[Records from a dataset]
******

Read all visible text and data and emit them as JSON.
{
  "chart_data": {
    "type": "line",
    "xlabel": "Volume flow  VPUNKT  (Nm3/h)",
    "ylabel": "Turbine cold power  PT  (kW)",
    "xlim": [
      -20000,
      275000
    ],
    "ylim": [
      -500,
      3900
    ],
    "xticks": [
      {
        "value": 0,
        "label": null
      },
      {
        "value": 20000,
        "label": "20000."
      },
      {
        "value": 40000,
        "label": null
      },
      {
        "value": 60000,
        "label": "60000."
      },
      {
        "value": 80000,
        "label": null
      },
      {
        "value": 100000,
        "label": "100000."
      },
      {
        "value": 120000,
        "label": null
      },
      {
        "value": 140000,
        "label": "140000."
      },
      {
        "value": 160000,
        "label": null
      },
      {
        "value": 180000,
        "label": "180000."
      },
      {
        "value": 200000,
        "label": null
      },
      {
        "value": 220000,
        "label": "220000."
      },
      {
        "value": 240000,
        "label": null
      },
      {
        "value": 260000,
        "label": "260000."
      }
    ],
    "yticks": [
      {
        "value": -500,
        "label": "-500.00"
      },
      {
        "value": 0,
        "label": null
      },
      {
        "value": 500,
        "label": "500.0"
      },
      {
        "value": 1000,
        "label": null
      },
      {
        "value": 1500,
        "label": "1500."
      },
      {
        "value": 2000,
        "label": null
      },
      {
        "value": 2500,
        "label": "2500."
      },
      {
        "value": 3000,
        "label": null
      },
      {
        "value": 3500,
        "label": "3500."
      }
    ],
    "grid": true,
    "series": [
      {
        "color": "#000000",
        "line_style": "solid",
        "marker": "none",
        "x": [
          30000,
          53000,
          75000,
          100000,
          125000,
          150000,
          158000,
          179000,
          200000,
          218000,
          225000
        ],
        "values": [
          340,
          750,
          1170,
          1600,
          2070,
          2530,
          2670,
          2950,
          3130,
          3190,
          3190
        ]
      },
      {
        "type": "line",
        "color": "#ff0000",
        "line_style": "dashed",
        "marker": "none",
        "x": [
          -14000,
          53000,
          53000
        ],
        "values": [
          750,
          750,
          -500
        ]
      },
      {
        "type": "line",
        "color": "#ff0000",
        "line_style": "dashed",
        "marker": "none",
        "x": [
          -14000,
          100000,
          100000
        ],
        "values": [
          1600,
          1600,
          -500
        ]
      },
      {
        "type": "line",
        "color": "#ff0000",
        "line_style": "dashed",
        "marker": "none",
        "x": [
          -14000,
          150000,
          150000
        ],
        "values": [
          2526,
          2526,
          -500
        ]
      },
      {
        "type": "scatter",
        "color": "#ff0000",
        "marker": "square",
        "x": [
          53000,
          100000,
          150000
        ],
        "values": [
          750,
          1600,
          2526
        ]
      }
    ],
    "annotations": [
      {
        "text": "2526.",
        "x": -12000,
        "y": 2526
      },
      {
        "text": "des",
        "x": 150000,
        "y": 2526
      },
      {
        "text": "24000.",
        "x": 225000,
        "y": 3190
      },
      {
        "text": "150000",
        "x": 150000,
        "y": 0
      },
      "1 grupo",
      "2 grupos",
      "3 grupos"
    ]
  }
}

******

• _DIRECTIONS_
Copy each line of the records containing the string "text".

• _SOLUTION_
Read all visible text and data and emit them as JSON.
        "text": "2526.",
        "text": "des",
        "text": "24000.",
        "text": "150000",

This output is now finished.